- [Stated problem]
Work out how many lines include "первом" and answer with that number only.

- [Provided records]
··········

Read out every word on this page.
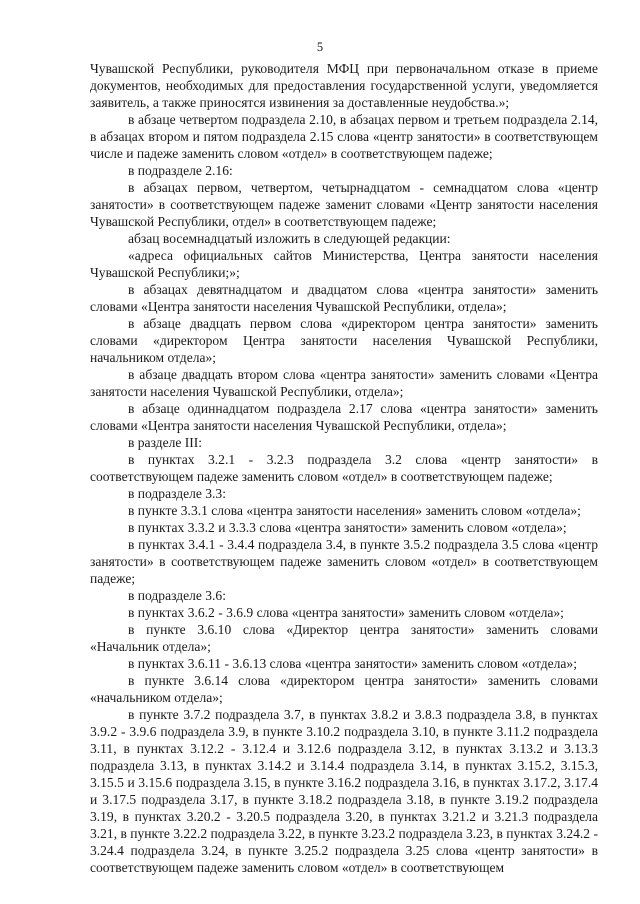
5

Чувашской Республики, руководителя МФЦ при первоначальном отказе в приеме документов, необходимых для предоставления государственной услуги, уведомляется заявитель, а также приносятся извинения за доставленные неудобства.»;

в абзаце четвертом подраздела 2.10, в абзацах первом и третьем подраздела 2.14, в абзацах втором и пятом подраздела 2.15 слова «центр занятости» в соответствующем числе и падеже заменить словом «отдел» в соответствующем падеже;

в подразделе 2.16:

в абзацах первом, четвертом, четырнадцатом - семнадцатом слова «центр занятости» в соответствующем падеже заменит словами «Центр занятости населения Чувашской Республики, отдел» в соответствующем падеже;

абзац восемнадцатый изложить в следующей редакции:

«адреса официальных сайтов Министерства, Центра занятости населения Чувашской Республики;»;

в абзацах девятнадцатом и двадцатом слова «центра занятости» заменить словами «Центра занятости населения Чувашской Республики, отдела»;

в абзаце двадцать первом слова «директором центра занятости» заменить словами «директором Центра занятости населения Чувашской Республики, начальником отдела»;

в абзаце двадцать втором слова «центра занятости» заменить словами «Центра занятости населения Чувашской Республики, отдела»;

в абзаце одиннадцатом подраздела 2.17 слова «центра занятости» заменить словами «Центра занятости населения Чувашской Республики, отдела»;

в разделе III:

в пунктах 3.2.1 - 3.2.3 подраздела 3.2 слова «центр занятости» в соответствующем падеже заменить словом «отдел» в соответствующем падеже;

в подразделе 3.3:

в пункте 3.3.1 слова «центра занятости населения» заменить словом «отдела»;

в пунктах 3.3.2 и 3.3.3 слова «центра занятости» заменить словом «отдела»;

в пунктах 3.4.1 - 3.4.4 подраздела 3.4, в пункте 3.5.2 подраздела 3.5 слова «центр занятости» в соответствующем падеже заменить словом «отдел» в соответствующем падеже;

в подразделе 3.6:

в пунктах 3.6.2 - 3.6.9 слова «центра занятости» заменить словом «отдела»;

в пункте 3.6.10 слова «Директор центра занятости» заменить словами «Начальник отдела»;

в пунктах 3.6.11 - 3.6.13 слова «центра занятости» заменить словом «отдела»;

в пункте 3.6.14 слова «директором центра занятости» заменить словами «начальником отдела»;

в пункте 3.7.2 подраздела 3.7, в пунктах 3.8.2 и 3.8.3 подраздела 3.8, в пунктах 3.9.2 - 3.9.6 подраздела 3.9, в пункте 3.10.2 подраздела 3.10, в пункте 3.11.2 подраздела 3.11, в пунктах 3.12.2 - 3.12.4 и 3.12.6 подраздела 3.12, в пунктах 3.13.2 и 3.13.3 подраздела 3.13, в пунктах 3.14.2 и 3.14.4 подраздела 3.14, в пунктах 3.15.2, 3.15.3, 3.15.5 и 3.15.6 подраздела 3.15, в пункте 3.16.2 подраздела 3.16, в пунктах 3.17.2, 3.17.4 и 3.17.5 подраздела 3.17, в пункте 3.18.2 подраздела 3.18, в пункте 3.19.2 подраздела 3.19, в пунктах 3.20.2 - 3.20.5 подраздела 3.20, в пунктах 3.21.2 и 3.21.3 подраздела 3.21, в пункте 3.22.2 подраздела 3.22, в пункте 3.23.2 подраздела 3.23, в пунктах 3.24.2 - 3.24.4 подраздела 3.24, в пункте 3.25.2 подраздела 3.25 слова «центр занятости» в соответствующем падеже заменить словом «отдел» в соответствующем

··········

- [The result]
3